[Stored data]
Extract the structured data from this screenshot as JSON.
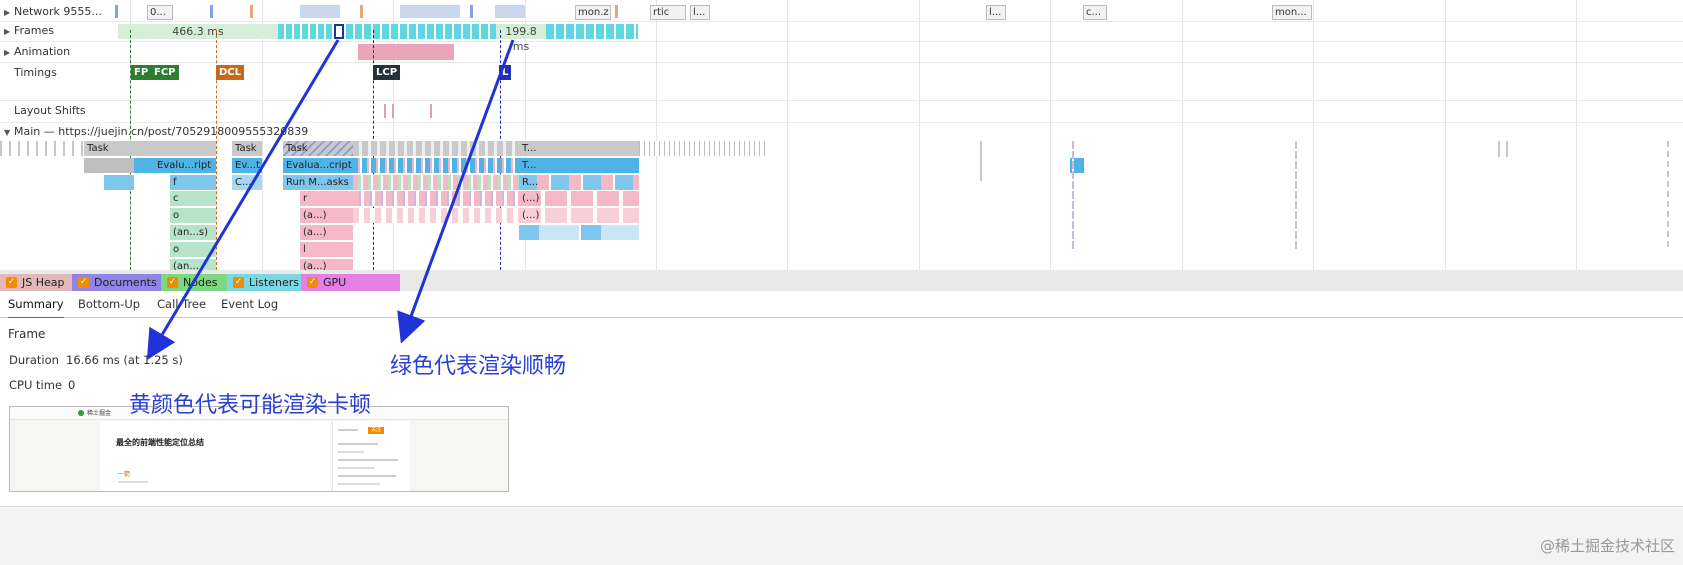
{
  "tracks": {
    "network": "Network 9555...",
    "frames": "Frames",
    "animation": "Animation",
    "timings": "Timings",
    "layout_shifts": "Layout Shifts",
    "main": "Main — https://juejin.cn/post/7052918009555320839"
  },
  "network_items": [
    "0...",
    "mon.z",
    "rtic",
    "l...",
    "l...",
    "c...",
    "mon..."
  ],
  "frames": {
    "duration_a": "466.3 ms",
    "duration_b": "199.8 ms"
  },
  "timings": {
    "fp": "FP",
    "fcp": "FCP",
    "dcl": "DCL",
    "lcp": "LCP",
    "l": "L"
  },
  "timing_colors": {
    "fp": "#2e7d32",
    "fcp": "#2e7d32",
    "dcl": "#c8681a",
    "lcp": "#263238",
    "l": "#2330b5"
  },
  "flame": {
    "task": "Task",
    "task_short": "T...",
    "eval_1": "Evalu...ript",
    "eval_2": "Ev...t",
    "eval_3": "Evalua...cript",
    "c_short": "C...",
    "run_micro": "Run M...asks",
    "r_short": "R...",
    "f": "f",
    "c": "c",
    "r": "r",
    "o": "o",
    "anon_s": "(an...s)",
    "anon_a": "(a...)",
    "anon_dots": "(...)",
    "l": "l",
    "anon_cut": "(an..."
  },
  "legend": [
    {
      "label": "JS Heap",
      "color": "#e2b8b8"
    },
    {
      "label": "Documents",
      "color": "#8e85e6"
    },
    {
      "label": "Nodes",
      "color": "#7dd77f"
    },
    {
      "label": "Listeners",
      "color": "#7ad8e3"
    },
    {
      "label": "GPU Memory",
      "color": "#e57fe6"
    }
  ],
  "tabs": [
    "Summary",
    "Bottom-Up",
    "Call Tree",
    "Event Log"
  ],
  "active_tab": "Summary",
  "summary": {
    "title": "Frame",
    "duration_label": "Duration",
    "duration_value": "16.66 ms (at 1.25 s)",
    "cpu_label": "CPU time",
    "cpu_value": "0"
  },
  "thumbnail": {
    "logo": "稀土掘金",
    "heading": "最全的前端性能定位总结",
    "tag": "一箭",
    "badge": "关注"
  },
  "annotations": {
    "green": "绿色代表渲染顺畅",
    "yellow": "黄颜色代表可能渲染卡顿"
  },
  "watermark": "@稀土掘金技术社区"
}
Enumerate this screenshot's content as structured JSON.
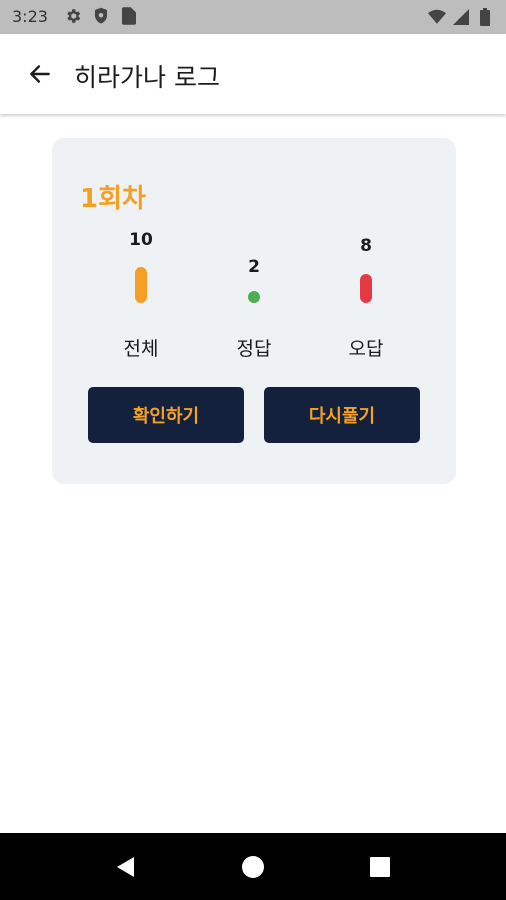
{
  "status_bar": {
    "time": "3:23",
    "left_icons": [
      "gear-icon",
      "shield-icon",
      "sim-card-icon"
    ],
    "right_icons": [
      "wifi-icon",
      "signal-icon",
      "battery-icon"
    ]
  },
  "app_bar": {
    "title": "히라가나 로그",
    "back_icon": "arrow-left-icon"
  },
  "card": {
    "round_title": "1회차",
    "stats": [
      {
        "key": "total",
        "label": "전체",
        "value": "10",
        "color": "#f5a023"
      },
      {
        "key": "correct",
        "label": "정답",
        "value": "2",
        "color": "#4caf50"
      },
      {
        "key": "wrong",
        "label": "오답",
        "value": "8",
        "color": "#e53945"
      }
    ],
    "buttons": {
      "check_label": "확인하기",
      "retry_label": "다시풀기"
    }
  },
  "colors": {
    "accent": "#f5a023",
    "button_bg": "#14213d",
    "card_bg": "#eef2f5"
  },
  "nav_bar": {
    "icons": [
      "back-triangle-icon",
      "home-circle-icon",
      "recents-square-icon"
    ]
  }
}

# PROBLEM
The line that contains "Enumerate this screenshot's" begins the part to retype, and the last line of the records above ends it. Retype both and everything between, exactly, without the pictures.

# ANSWER TO THE TASK
Enumerate this screenshot's content as structured JSON.
{
  "status_bar": {
    "time": "3:23",
    "left_icons": [
      "gear-icon",
      "shield-icon",
      "sim-card-icon"
    ],
    "right_icons": [
      "wifi-icon",
      "signal-icon",
      "battery-icon"
    ]
  },
  "app_bar": {
    "title": "히라가나 로그",
    "back_icon": "arrow-left-icon"
  },
  "card": {
    "round_title": "1회차",
    "stats": [
      {
        "key": "total",
        "label": "전체",
        "value": "10",
        "color": "#f5a023"
      },
      {
        "key": "correct",
        "label": "정답",
        "value": "2",
        "color": "#4caf50"
      },
      {
        "key": "wrong",
        "label": "오답",
        "value": "8",
        "color": "#e53945"
      }
    ],
    "buttons": {
      "check_label": "확인하기",
      "retry_label": "다시풀기"
    }
  },
  "colors": {
    "accent": "#f5a023",
    "button_bg": "#14213d",
    "card_bg": "#eef2f5"
  },
  "nav_bar": {
    "icons": [
      "back-triangle-icon",
      "home-circle-icon",
      "recents-square-icon"
    ]
  }
}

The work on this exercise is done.